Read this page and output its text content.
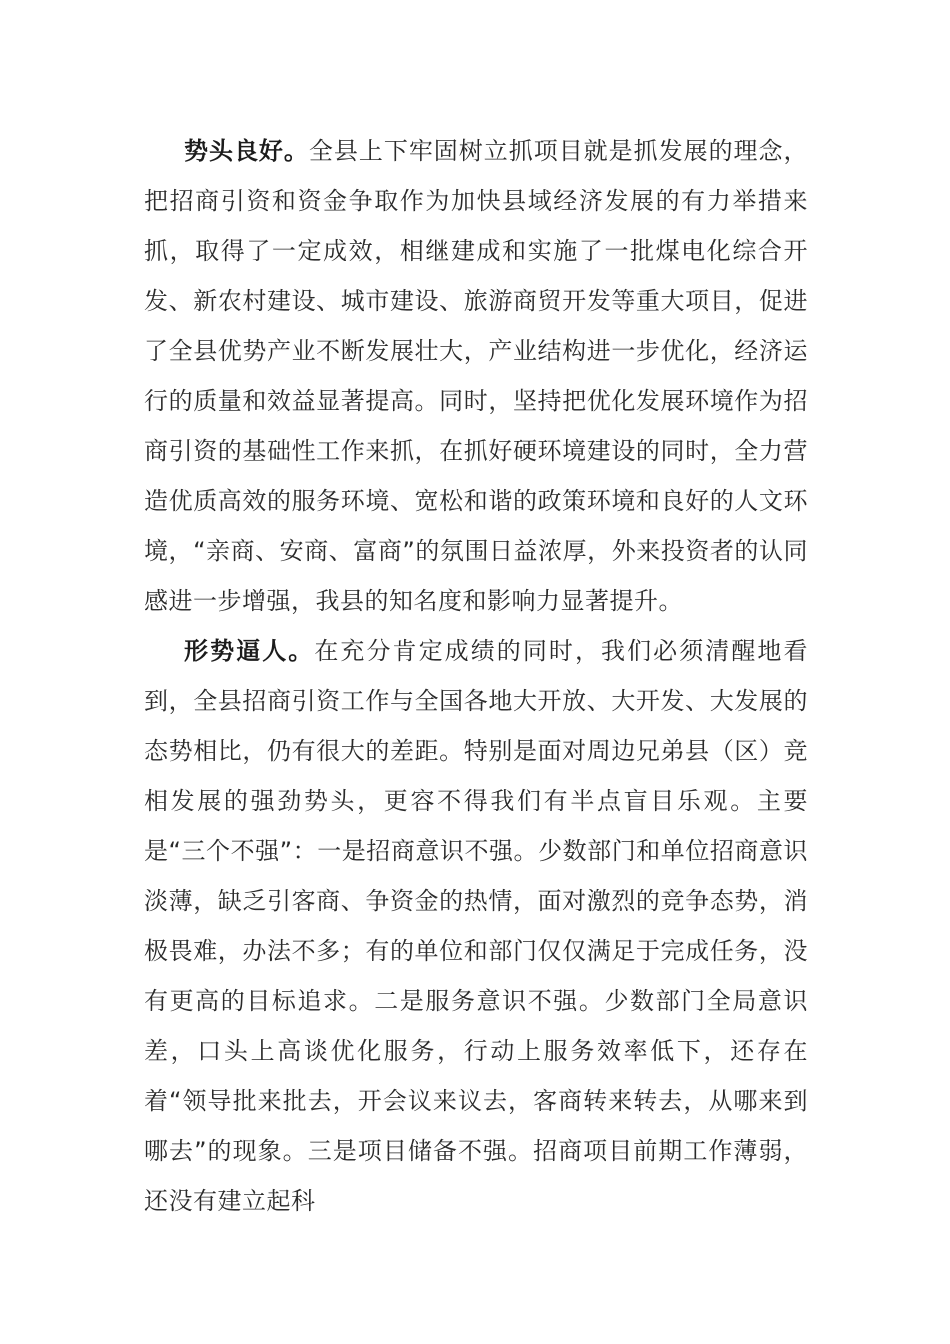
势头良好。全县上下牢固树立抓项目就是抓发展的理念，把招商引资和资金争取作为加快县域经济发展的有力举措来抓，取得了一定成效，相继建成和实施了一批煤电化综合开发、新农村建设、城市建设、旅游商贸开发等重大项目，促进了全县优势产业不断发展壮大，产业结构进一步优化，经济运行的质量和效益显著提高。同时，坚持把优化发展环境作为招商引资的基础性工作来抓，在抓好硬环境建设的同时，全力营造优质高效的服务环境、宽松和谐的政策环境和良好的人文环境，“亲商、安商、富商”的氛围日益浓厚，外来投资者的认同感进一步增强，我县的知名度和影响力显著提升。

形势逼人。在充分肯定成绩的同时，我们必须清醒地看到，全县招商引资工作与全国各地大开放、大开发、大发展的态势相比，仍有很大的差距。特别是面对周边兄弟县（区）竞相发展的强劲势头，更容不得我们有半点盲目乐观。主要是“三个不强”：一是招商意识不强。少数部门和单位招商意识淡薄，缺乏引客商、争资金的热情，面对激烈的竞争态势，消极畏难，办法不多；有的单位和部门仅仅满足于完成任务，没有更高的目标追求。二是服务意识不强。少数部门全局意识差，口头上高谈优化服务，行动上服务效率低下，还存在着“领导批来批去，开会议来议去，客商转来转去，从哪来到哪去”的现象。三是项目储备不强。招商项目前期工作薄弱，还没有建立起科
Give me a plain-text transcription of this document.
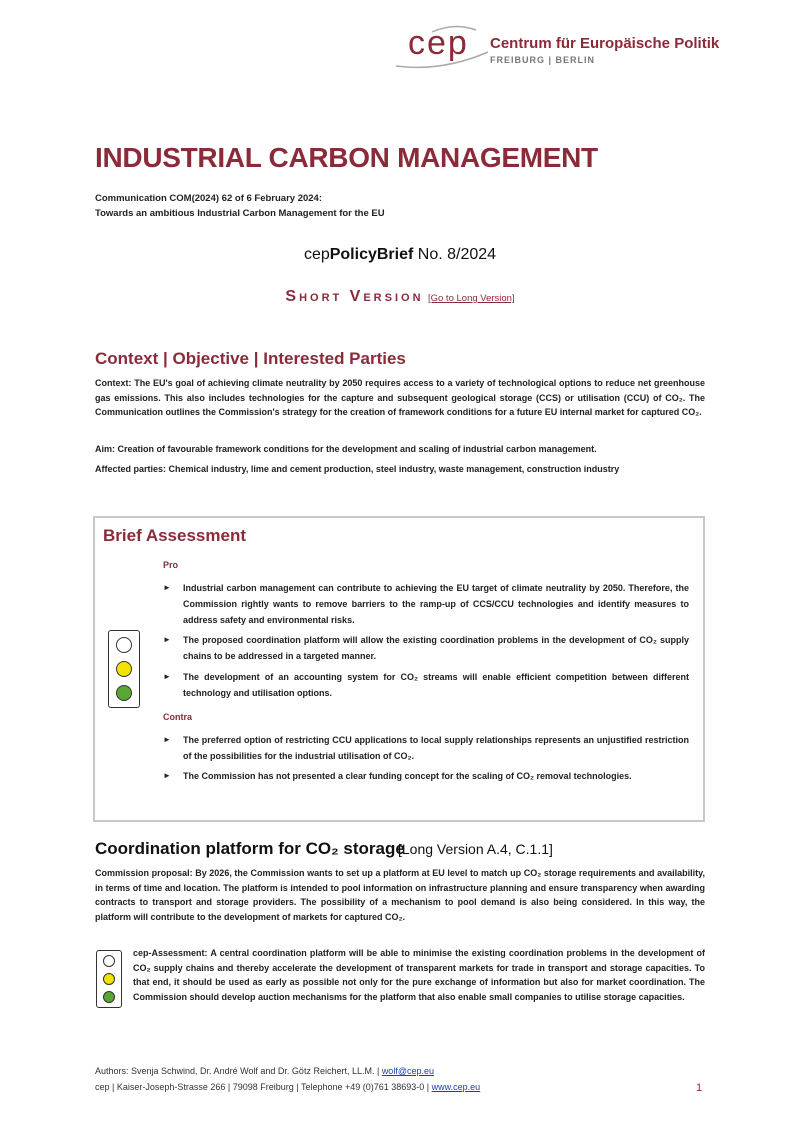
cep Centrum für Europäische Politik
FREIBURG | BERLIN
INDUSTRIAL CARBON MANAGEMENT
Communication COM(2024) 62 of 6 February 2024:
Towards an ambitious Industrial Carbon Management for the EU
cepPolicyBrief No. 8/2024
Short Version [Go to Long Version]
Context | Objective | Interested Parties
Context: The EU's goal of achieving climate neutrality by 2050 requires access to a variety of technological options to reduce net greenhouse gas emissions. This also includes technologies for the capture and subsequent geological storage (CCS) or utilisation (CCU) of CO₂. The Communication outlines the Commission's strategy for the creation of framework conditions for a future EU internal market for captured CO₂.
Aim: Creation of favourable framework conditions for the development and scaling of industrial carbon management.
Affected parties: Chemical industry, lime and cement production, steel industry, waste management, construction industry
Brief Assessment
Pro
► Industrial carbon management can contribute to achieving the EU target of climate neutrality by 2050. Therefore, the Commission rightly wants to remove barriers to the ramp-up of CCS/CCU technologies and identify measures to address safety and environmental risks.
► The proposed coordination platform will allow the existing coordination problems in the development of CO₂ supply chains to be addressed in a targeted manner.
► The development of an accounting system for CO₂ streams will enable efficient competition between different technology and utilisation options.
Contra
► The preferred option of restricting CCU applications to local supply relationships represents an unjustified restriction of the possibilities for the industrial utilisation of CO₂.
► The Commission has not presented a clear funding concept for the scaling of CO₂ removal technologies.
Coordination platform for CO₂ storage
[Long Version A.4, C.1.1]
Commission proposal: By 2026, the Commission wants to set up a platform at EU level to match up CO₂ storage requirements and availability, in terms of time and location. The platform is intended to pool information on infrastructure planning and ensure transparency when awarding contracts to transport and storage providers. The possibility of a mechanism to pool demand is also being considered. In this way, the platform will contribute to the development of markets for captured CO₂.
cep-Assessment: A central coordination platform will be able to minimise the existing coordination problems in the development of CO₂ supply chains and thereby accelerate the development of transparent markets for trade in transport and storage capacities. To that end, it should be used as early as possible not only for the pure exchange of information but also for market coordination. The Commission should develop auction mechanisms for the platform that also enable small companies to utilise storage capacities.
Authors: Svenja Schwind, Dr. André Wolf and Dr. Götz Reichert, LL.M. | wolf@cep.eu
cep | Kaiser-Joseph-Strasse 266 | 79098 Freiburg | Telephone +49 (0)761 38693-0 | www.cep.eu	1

==

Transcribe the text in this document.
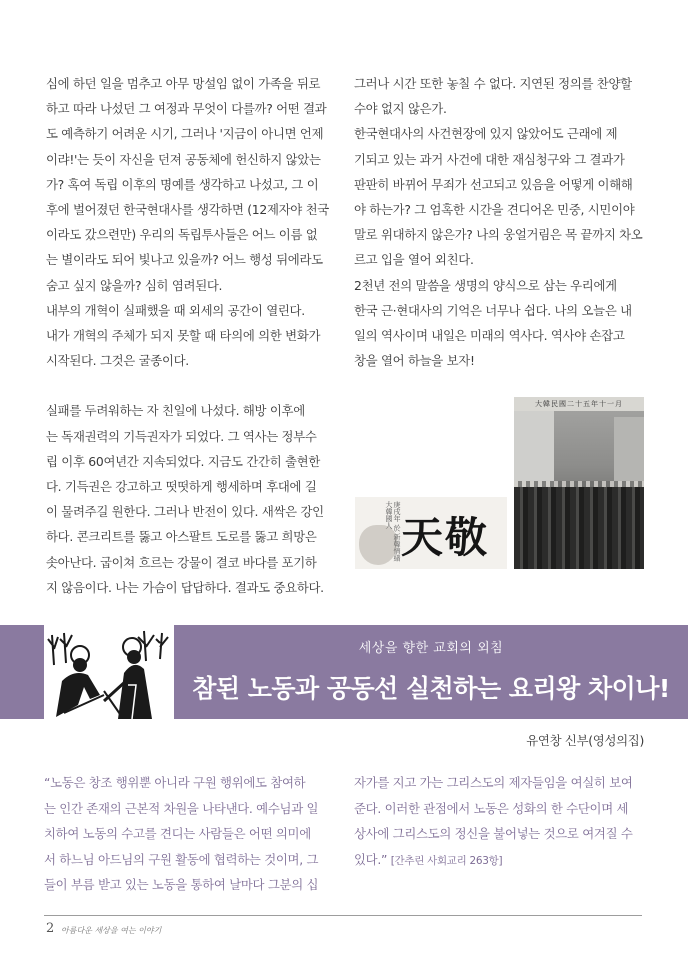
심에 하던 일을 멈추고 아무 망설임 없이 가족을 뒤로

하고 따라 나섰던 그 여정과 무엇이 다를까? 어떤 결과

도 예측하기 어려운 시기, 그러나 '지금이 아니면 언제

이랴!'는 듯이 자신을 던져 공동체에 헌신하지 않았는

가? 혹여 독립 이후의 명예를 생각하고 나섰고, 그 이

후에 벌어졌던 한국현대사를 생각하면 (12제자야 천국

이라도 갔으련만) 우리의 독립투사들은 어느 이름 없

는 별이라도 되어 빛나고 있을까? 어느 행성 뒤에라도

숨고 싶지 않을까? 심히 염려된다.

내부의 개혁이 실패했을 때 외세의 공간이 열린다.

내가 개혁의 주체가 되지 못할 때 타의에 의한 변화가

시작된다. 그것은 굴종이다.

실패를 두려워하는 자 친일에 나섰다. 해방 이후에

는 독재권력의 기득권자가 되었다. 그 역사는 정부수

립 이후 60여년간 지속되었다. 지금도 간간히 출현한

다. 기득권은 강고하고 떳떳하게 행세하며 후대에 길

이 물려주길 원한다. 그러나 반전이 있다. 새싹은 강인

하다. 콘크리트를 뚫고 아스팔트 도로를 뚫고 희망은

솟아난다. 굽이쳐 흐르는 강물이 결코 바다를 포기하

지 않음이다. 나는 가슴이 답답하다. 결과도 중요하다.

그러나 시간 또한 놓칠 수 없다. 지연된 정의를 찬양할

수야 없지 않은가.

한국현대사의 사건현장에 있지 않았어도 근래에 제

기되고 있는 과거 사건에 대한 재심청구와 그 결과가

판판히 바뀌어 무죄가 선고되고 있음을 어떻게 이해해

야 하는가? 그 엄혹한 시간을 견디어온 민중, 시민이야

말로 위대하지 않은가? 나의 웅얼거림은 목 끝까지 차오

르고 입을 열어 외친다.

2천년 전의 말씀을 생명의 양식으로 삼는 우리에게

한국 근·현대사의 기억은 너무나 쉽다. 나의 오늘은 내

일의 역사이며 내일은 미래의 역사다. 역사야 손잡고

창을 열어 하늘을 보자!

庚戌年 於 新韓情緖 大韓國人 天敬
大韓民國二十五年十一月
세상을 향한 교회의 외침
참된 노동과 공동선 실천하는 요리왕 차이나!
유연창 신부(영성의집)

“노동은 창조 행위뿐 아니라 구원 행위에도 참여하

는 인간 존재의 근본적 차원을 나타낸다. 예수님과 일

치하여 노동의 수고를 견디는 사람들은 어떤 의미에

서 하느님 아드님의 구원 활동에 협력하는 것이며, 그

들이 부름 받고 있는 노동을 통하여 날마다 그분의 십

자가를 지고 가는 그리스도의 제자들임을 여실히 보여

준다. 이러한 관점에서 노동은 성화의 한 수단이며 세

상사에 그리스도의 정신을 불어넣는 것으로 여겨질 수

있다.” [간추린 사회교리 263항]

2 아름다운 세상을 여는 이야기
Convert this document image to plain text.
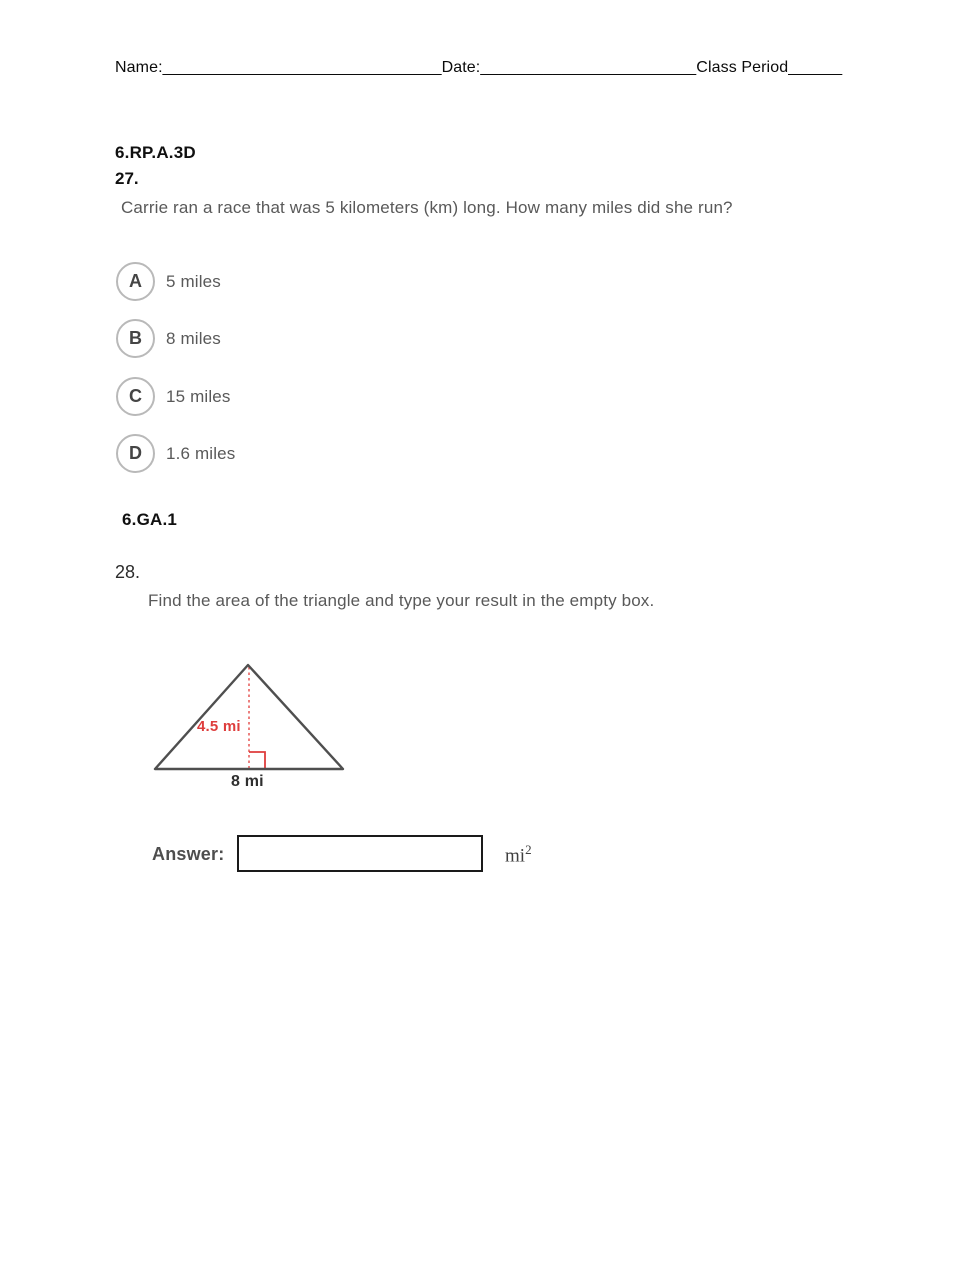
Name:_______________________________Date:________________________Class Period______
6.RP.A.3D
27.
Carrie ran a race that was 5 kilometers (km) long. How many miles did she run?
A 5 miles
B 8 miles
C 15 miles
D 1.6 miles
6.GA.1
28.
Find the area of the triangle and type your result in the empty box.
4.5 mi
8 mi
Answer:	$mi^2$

* * *

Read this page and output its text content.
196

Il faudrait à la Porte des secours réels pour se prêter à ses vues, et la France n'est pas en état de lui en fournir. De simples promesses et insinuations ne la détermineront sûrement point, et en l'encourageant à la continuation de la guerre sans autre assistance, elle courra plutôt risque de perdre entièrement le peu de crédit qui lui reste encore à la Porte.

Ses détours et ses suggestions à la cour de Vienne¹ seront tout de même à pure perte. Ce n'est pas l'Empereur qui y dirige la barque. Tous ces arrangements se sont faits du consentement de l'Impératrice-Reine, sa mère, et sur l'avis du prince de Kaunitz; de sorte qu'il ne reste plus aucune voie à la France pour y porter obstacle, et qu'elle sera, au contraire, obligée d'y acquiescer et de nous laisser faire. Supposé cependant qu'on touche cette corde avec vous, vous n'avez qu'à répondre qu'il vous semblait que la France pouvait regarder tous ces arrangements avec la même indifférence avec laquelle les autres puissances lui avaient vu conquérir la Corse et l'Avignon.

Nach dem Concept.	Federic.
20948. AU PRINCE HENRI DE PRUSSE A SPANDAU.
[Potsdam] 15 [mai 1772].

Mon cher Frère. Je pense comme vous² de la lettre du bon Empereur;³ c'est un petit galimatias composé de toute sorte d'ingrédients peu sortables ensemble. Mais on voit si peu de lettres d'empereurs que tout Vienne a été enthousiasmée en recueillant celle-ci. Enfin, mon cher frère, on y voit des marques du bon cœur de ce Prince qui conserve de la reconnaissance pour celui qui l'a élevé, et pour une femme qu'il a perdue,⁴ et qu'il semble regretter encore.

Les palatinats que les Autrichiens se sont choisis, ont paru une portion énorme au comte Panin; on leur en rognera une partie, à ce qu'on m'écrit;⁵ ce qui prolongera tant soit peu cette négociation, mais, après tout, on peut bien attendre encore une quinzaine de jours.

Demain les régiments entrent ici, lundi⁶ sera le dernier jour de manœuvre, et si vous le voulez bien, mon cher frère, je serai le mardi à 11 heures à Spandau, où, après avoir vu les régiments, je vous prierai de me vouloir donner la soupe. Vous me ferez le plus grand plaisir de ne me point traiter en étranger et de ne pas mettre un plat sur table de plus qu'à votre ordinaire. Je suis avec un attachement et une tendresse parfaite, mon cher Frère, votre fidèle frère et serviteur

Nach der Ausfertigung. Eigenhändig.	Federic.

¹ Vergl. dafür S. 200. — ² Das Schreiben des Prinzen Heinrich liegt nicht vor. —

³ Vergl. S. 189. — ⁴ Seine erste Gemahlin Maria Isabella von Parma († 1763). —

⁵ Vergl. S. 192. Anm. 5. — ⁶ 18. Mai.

> **Exercise directions**:
In the entries above, find lines with "Assessment" and copy each.

> **Problem solution**:
Brief Assessment
cep-Assessment: A central coordination platform will be able to minimise the existing coordination problems in the development of CO₂ supply chains and thereby accelerate the development of transparent markets for trade in transport and storage capacities. To that end, it should be used as early as possible not only for the pure exchange of information but also for market coordination. The Commission should develop auction mechanisms for the platform that also enable small companies to utilise storage capacities.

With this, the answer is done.